Begin ROWS
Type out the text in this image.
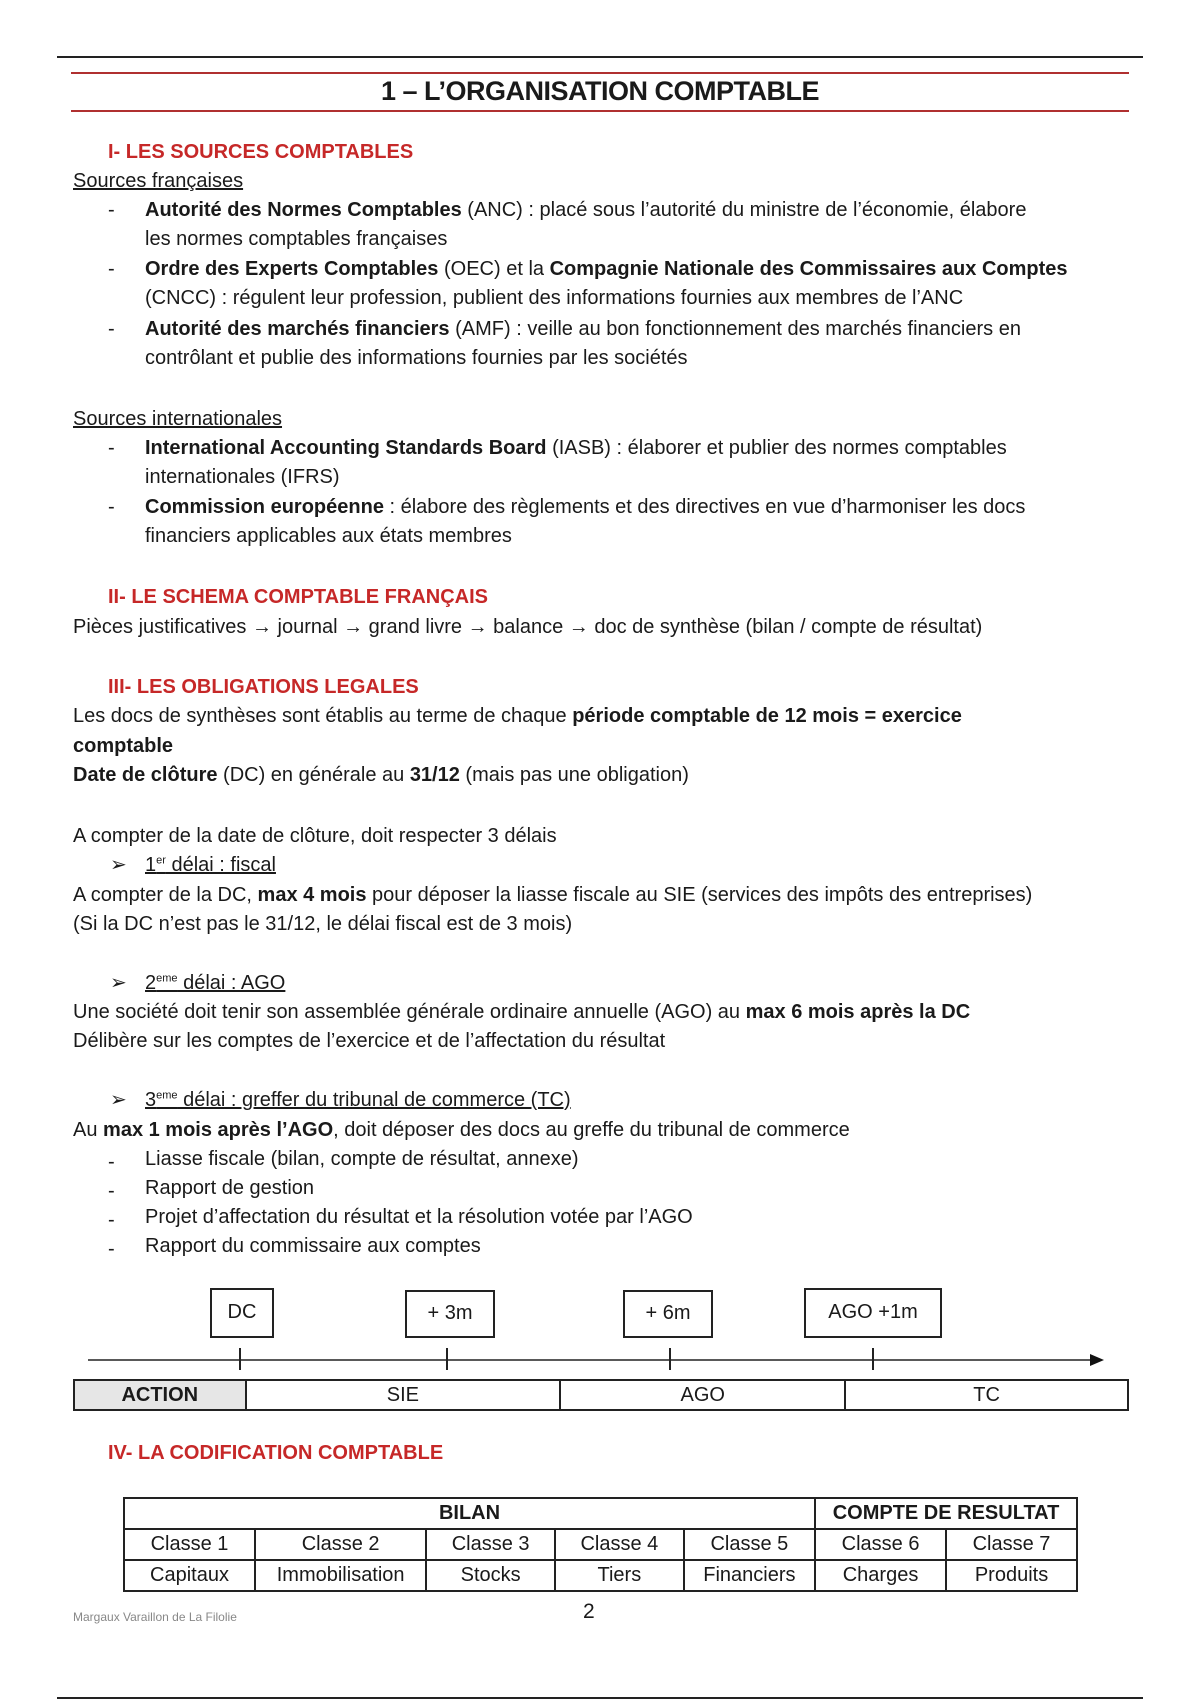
1 – L’ORGANISATION COMPTABLE
I- LES SOURCES COMPTABLES
Sources françaises
- Autorité des Normes Comptables (ANC) : placé sous l’autorité du ministre de l’économie, élabore
les normes comptables françaises
- Ordre des Experts Comptables (OEC) et la Compagnie Nationale des Commissaires aux Comptes
(CNCC) : régulent leur profession, publient des informations fournies aux membres de l’ANC
- Autorité des marchés financiers (AMF) : veille au bon fonctionnement des marchés financiers en
contrôlant et publie des informations fournies par les sociétés
Sources internationales
- International Accounting Standards Board (IASB) : élaborer et publier des normes comptables
internationales (IFRS)
- Commission européenne : élabore des règlements et des directives en vue d’harmoniser les docs
financiers applicables aux états membres
II- LE SCHEMA COMPTABLE FRANÇAIS
Pièces justificatives → journal → grand livre → balance → doc de synthèse (bilan / compte de résultat)
III- LES OBLIGATIONS LEGALES
Les docs de synthèses sont établis au terme de chaque période comptable de 12 mois = exercice
comptable
Date de clôture (DC) en générale au 31/12 (mais pas une obligation)
A compter de la date de clôture, doit respecter 3 délais
➢ 1er délai : fiscal
A compter de la DC, max 4 mois pour déposer la liasse fiscale au SIE (services des impôts des entreprises)
(Si la DC n’est pas le 31/12, le délai fiscal est de 3 mois)
➢ 2eme délai : AGO
Une société doit tenir son assemblée générale ordinaire annuelle (AGO) au max 6 mois après la DC
Délibère sur les comptes de l’exercice et de l’affectation du résultat
➢ 3eme délai : greffer du tribunal de commerce (TC)
Au max 1 mois après l’AGO, doit déposer des docs au greffe du tribunal de commerce
- Liasse fiscale (bilan, compte de résultat, annexe)
- Rapport de gestion
- Projet d’affectation du résultat et la résolution votée par l’AGO
- Rapport du commissaire aux comptes
DC	+ 3m	+ 6m	AGO +1m
ACTION	SIE	AGO	TC
IV- LA CODIFICATION COMPTABLE
BILAN					COMPTE DE RESULTAT	
Classe 1	Classe 2	Classe 3	Classe 4	Classe 5	Classe 6	Classe 7
Capitaux	Immobilisation	Stocks	Tiers	Financiers	Charges	Produits
Margaux Varaillon de La Filolie	2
End ROWS
◆ **PROBLEM DETAILS**
Transcribe the records word for word and include no pictures.

◆ **WRITTEN RESPONSE**
Type out the text in this image.
1 – L’ORGANISATION COMPTABLE
I- LES SOURCES COMPTABLES
Sources françaises
- Autorité des Normes Comptables (ANC) : placé sous l’autorité du ministre de l’économie, élabore
les normes comptables françaises
- Ordre des Experts Comptables (OEC) et la Compagnie Nationale des Commissaires aux Comptes
(CNCC) : régulent leur profession, publient des informations fournies aux membres de l’ANC
- Autorité des marchés financiers (AMF) : veille au bon fonctionnement des marchés financiers en
contrôlant et publie des informations fournies par les sociétés
Sources internationales
- International Accounting Standards Board (IASB) : élaborer et publier des normes comptables
internationales (IFRS)
- Commission européenne : élabore des règlements et des directives en vue d’harmoniser les docs
financiers applicables aux états membres
II- LE SCHEMA COMPTABLE FRANÇAIS
Pièces justificatives → journal → grand livre → balance → doc de synthèse (bilan / compte de résultat)
III- LES OBLIGATIONS LEGALES
Les docs de synthèses sont établis au terme de chaque période comptable de 12 mois = exercice
comptable
Date de clôture (DC) en générale au 31/12 (mais pas une obligation)
A compter de la date de clôture, doit respecter 3 délais
➢ 1er délai : fiscal
A compter de la DC, max 4 mois pour déposer la liasse fiscale au SIE (services des impôts des entreprises)
(Si la DC n’est pas le 31/12, le délai fiscal est de 3 mois)
➢ 2eme délai : AGO
Une société doit tenir son assemblée générale ordinaire annuelle (AGO) au max 6 mois après la DC
Délibère sur les comptes de l’exercice et de l’affectation du résultat
➢ 3eme délai : greffer du tribunal de commerce (TC)
Au max 1 mois après l’AGO, doit déposer des docs au greffe du tribunal de commerce
- Liasse fiscale (bilan, compte de résultat, annexe)
- Rapport de gestion
- Projet d’affectation du résultat et la résolution votée par l’AGO
- Rapport du commissaire aux comptes
DC	+ 3m	+ 6m	AGO +1m
ACTION	SIE	AGO	TC
IV- LA CODIFICATION COMPTABLE
BILAN					COMPTE DE RESULTAT	
Classe 1	Classe 2	Classe 3	Classe 4	Classe 5	Classe 6	Classe 7
Capitaux	Immobilisation	Stocks	Tiers	Financiers	Charges	Produits
Margaux Varaillon de La Filolie	2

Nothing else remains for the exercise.